WHAT THE TASK ASKS =>
If a line in the entries contains the string "name", include that line in your answer.

Figure content listings =>
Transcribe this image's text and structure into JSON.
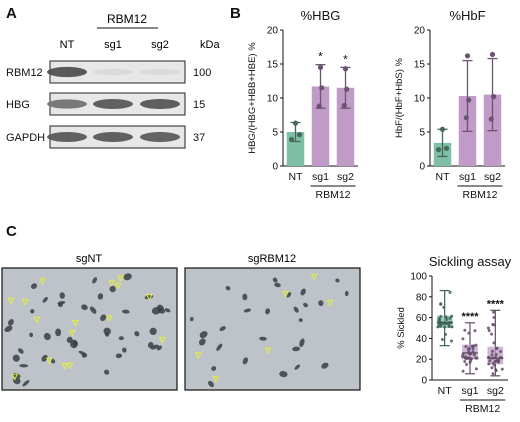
{
  "panels": {
    "a": {
      "label": "A"
    },
    "b": {
      "label": "B"
    },
    "c": {
      "label": "C"
    }
  },
  "western_blot": {
    "group_header": "RBM12",
    "lane_labels": [
      "NT",
      "sg1",
      "sg2"
    ],
    "kda_header": "kDa",
    "bands": [
      {
        "protein": "RBM12",
        "kda": "100",
        "intensities": [
          0.85,
          0.05,
          0.05
        ]
      },
      {
        "protein": "HBG",
        "kda": "15",
        "intensities": [
          0.65,
          0.8,
          0.82
        ]
      },
      {
        "protein": "GAPDH",
        "kda": "37",
        "intensities": [
          0.8,
          0.8,
          0.78
        ]
      }
    ]
  },
  "images": {
    "left_title": "sgNT",
    "right_title": "sgRBM12"
  },
  "chart_data": [
    {
      "type": "bar",
      "title": "%HBG",
      "ylabel": "HBG/(HBG+HBB+HBE) %",
      "categories": [
        "NT",
        "sg1",
        "sg2"
      ],
      "group_label": "RBM12",
      "values": [
        5.0,
        11.7,
        11.5
      ],
      "error": [
        1.4,
        3.2,
        3.0
      ],
      "points": [
        [
          3.9,
          4.6,
          6.3
        ],
        [
          8.8,
          11.5,
          14.5
        ],
        [
          8.9,
          11.3,
          14.3
        ]
      ],
      "significance": [
        "",
        "*",
        "*"
      ],
      "ylim": [
        0,
        20
      ],
      "yticks": [
        0,
        5,
        10,
        15,
        20
      ],
      "colors": [
        "#7fbfa6",
        "#c09bc8",
        "#c09bc8"
      ]
    },
    {
      "type": "bar",
      "title": "%HbF",
      "ylabel": "HbF/(HbF+HbS) %",
      "categories": [
        "NT",
        "sg1",
        "sg2"
      ],
      "group_label": "RBM12",
      "values": [
        3.4,
        10.3,
        10.5
      ],
      "error": [
        2.0,
        5.2,
        5.3
      ],
      "points": [
        [
          2.4,
          2.6,
          5.4
        ],
        [
          7.1,
          9.7,
          16.2
        ],
        [
          6.9,
          10.2,
          16.4
        ]
      ],
      "significance": [
        "",
        "",
        ""
      ],
      "ylim": [
        0,
        20
      ],
      "yticks": [
        0,
        5,
        10,
        15,
        20
      ],
      "colors": [
        "#7fbfa6",
        "#c09bc8",
        "#c09bc8"
      ]
    },
    {
      "type": "box",
      "title": "Sickling assay",
      "ylabel": "% Sickled",
      "categories": [
        "NT",
        "sg1",
        "sg2"
      ],
      "group_label": "RBM12",
      "boxes": [
        {
          "min": 33,
          "q1": 50,
          "median": 55,
          "q3": 62,
          "max": 86
        },
        {
          "min": 6,
          "q1": 20,
          "median": 26,
          "q3": 34,
          "max": 55
        },
        {
          "min": 4,
          "q1": 15,
          "median": 21,
          "q3": 32,
          "max": 67
        }
      ],
      "significance": [
        "",
        "****",
        "****"
      ],
      "ylim": [
        0,
        100
      ],
      "yticks": [
        0,
        20,
        40,
        60,
        80,
        100
      ],
      "colors": [
        "#7fbfa6",
        "#c09bc8",
        "#c09bc8"
      ]
    }
  ]
}
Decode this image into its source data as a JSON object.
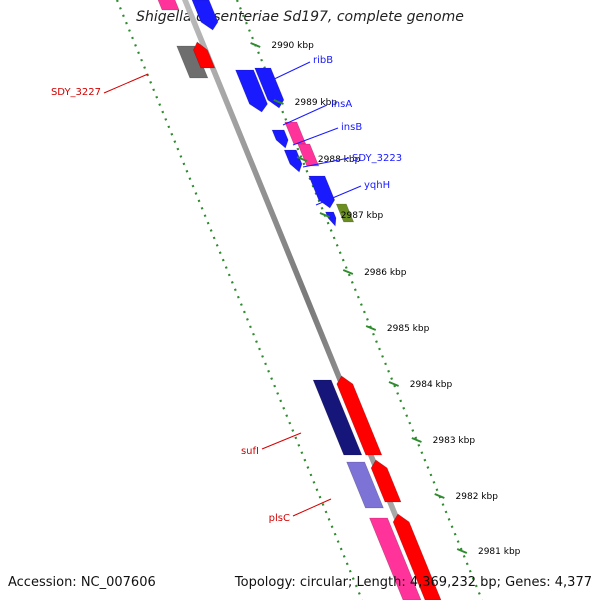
{
  "title": "Shigella dysenteriae Sd197, complete genome",
  "footer": {
    "accession": "Accession: NC_007606",
    "topology": "Topology: circular; Length: 4,369,232 bp; Genes: 4,377"
  },
  "colors": {
    "background": "#ffffff",
    "axis": "#8a8a8a",
    "ticks": "#2e8b2e",
    "forward_gene": "#ff0000",
    "pink_gene": "#ff3399",
    "blue_gene": "#1a1aff",
    "navy_gene": "#16167a",
    "lavender_gene": "#7d72d6",
    "olive_gene": "#6b8e23",
    "gray_gene": "#6e6e6e",
    "red_label": "#d40000",
    "blue_label": "#1a1aff"
  },
  "ticks": [
    {
      "label": "2990 kbp"
    },
    {
      "label": "2989 kbp"
    },
    {
      "label": "2988 kbp"
    },
    {
      "label": "2987 kbp"
    },
    {
      "label": "2986 kbp"
    },
    {
      "label": "2985 kbp"
    },
    {
      "label": "2984 kbp"
    },
    {
      "label": "2983 kbp"
    },
    {
      "label": "2982 kbp"
    },
    {
      "label": "2981 kbp"
    }
  ],
  "gene_labels": [
    {
      "text": "ribB",
      "color": "blue_label"
    },
    {
      "text": "insA",
      "color": "blue_label"
    },
    {
      "text": "insB",
      "color": "blue_label"
    },
    {
      "text": "SDY_3223",
      "color": "blue_label"
    },
    {
      "text": "yqhH",
      "color": "blue_label"
    },
    {
      "text": "SDY_3227",
      "color": "red_label"
    },
    {
      "text": "sufI",
      "color": "red_label"
    },
    {
      "text": "plsC",
      "color": "red_label"
    }
  ]
}
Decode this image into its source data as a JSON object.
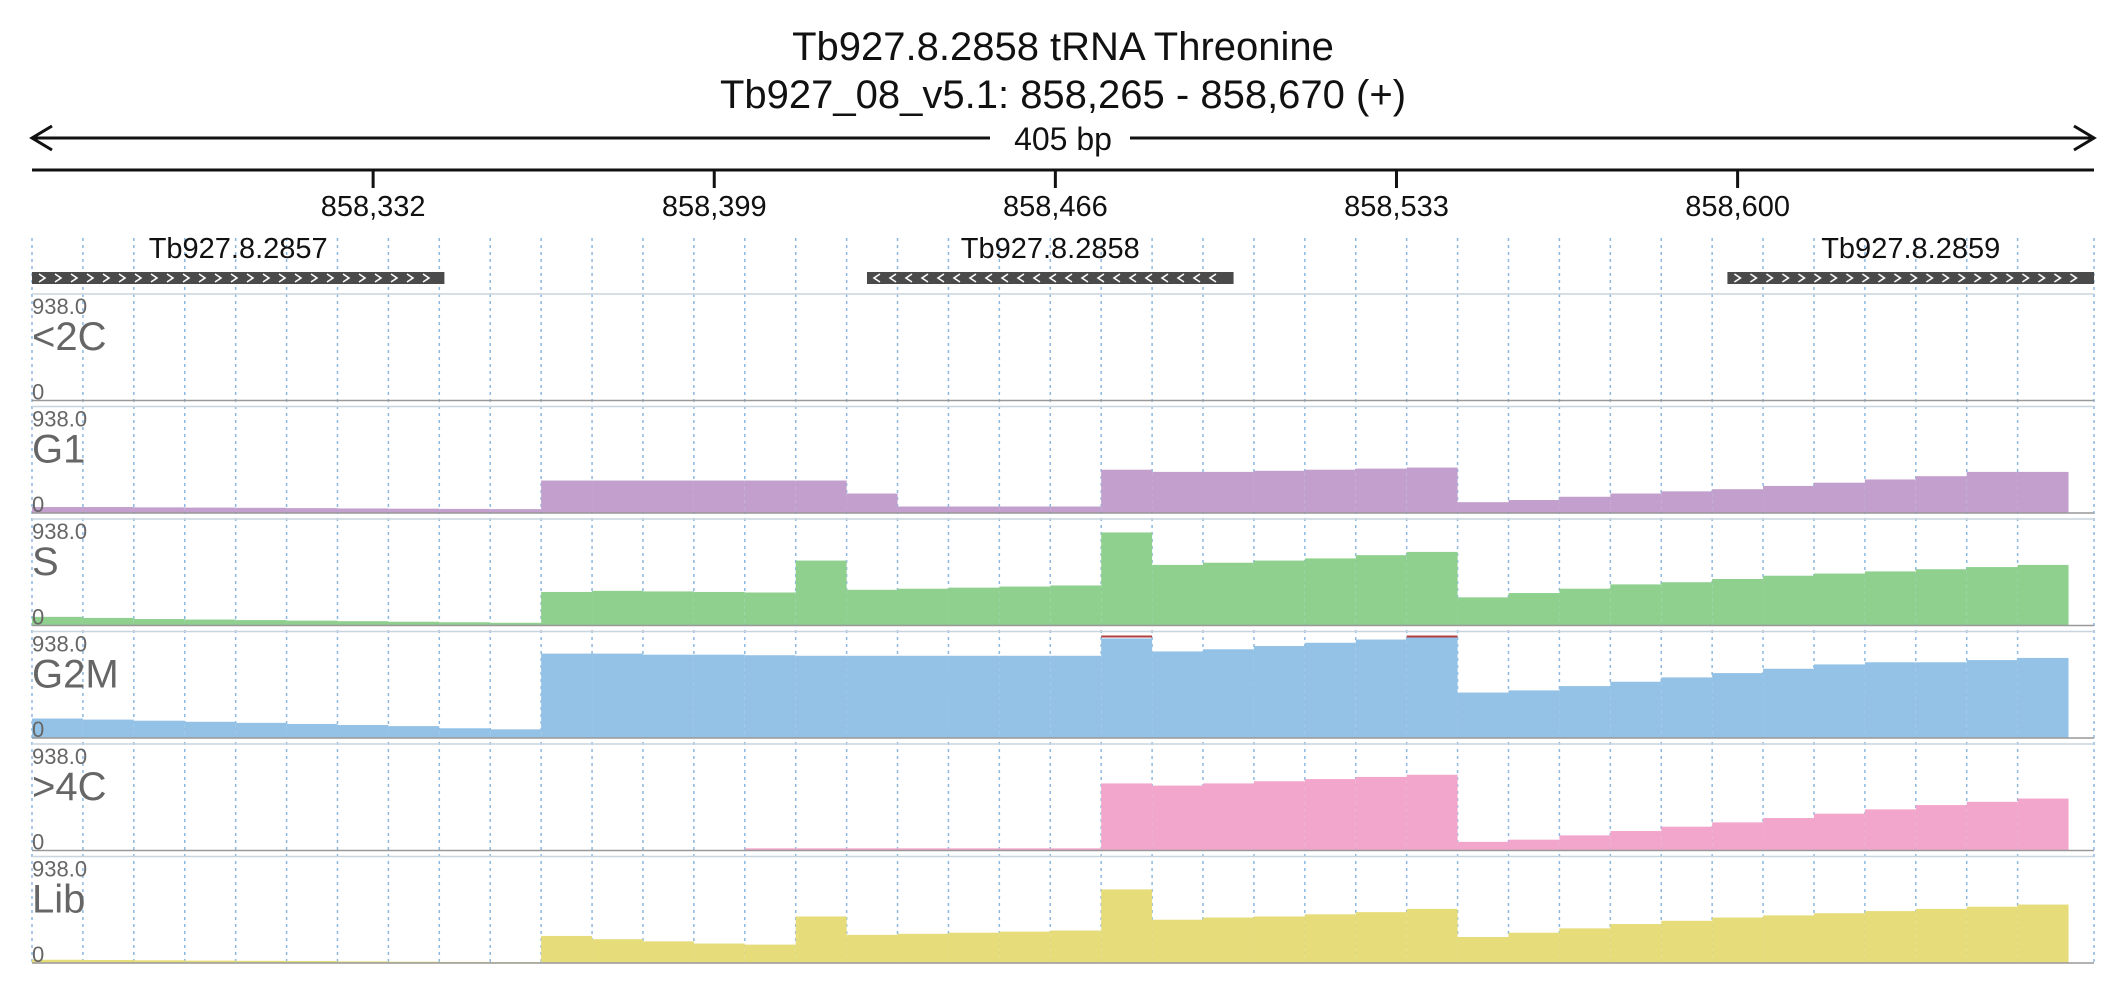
{
  "header": {
    "title_line1": "Tb927.8.2858  tRNA Threonine",
    "title_line2": "Tb927_08_v5.1: 858,265 - 858,670 (+)",
    "span_label": "405 bp"
  },
  "chart_data": {
    "type": "area",
    "region": {
      "chromosome": "Tb927_08_v5.1",
      "start": 858265,
      "end": 858670,
      "strand": "+"
    },
    "ruler_ticks": [
      {
        "pos": 858332,
        "label": "858,332"
      },
      {
        "pos": 858399,
        "label": "858,399"
      },
      {
        "pos": 858466,
        "label": "858,466"
      },
      {
        "pos": 858533,
        "label": "858,533"
      },
      {
        "pos": 858600,
        "label": "858,600"
      }
    ],
    "genes": [
      {
        "name": "Tb927.8.2857",
        "start": 858265,
        "end": 858346,
        "strand": "+"
      },
      {
        "name": "Tb927.8.2858",
        "start": 858429,
        "end": 858501,
        "strand": "-"
      },
      {
        "name": "Tb927.8.2859",
        "start": 858598,
        "end": 858670,
        "strand": "+"
      }
    ],
    "bin_size_bp": 10,
    "bin_starts": [
      858265,
      858275,
      858285,
      858295,
      858305,
      858315,
      858325,
      858335,
      858345,
      858355,
      858365,
      858375,
      858385,
      858395,
      858405,
      858415,
      858425,
      858435,
      858445,
      858455,
      858465,
      858475,
      858485,
      858495,
      858505,
      858515,
      858525,
      858535,
      858545,
      858555,
      858565,
      858575,
      858585,
      858595,
      858605,
      858615,
      858625,
      858635,
      858645,
      858655
    ],
    "ylim": [
      0,
      938.0
    ],
    "series": [
      {
        "name": "<2C",
        "color": "#c29fcc",
        "values": [
          0,
          0,
          0,
          0,
          0,
          0,
          0,
          0,
          0,
          0,
          0,
          0,
          0,
          0,
          0,
          0,
          0,
          0,
          0,
          0,
          0,
          0,
          0,
          0,
          0,
          0,
          0,
          0,
          0,
          0,
          0,
          0,
          0,
          0,
          0,
          0,
          0,
          0,
          0,
          0
        ]
      },
      {
        "name": "G1",
        "color": "#c29fcc",
        "values": [
          55,
          55,
          52,
          50,
          48,
          45,
          42,
          40,
          38,
          36,
          300,
          300,
          300,
          300,
          300,
          300,
          180,
          60,
          60,
          60,
          60,
          400,
          380,
          380,
          390,
          400,
          410,
          420,
          100,
          120,
          150,
          180,
          200,
          220,
          250,
          280,
          310,
          340,
          380,
          380
        ]
      },
      {
        "name": "S",
        "color": "#8fd08f",
        "values": [
          80,
          70,
          60,
          55,
          50,
          45,
          40,
          35,
          30,
          25,
          310,
          320,
          315,
          310,
          305,
          600,
          330,
          340,
          350,
          360,
          370,
          860,
          560,
          580,
          600,
          620,
          650,
          680,
          260,
          300,
          340,
          380,
          400,
          430,
          460,
          480,
          500,
          520,
          540,
          560
        ]
      },
      {
        "name": "G2M",
        "color": "#94c2e6",
        "values": [
          180,
          170,
          160,
          150,
          140,
          130,
          120,
          110,
          90,
          80,
          780,
          780,
          770,
          770,
          765,
          760,
          760,
          760,
          760,
          760,
          760,
          920,
          800,
          820,
          850,
          880,
          910,
          960,
          420,
          440,
          480,
          520,
          560,
          600,
          640,
          680,
          700,
          700,
          720,
          740
        ]
      },
      {
        "name": ">4C",
        "color": "#f3a6cb",
        "values": [
          0,
          0,
          0,
          0,
          0,
          0,
          0,
          0,
          0,
          0,
          0,
          0,
          0,
          0,
          20,
          20,
          20,
          20,
          20,
          20,
          20,
          620,
          600,
          620,
          640,
          660,
          680,
          700,
          80,
          100,
          140,
          180,
          220,
          260,
          300,
          340,
          380,
          420,
          450,
          480
        ]
      },
      {
        "name": "Lib",
        "color": "#e6dc7a",
        "values": [
          30,
          28,
          25,
          22,
          20,
          18,
          15,
          12,
          10,
          8,
          250,
          220,
          200,
          180,
          170,
          430,
          260,
          270,
          280,
          290,
          300,
          680,
          400,
          420,
          430,
          450,
          470,
          500,
          240,
          280,
          320,
          360,
          390,
          420,
          440,
          460,
          480,
          500,
          520,
          540
        ]
      }
    ]
  }
}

ANSWER TO THE PROBLEM =>
        "name": "Tb927.8.2857",
        "name": "Tb927.8.2858",
        "name": "Tb927.8.2859",
        "name": "<2C",
        "name": "G1",
        "name": "S",
        "name": "G2M",
        "name": ">4C",
        "name": "Lib",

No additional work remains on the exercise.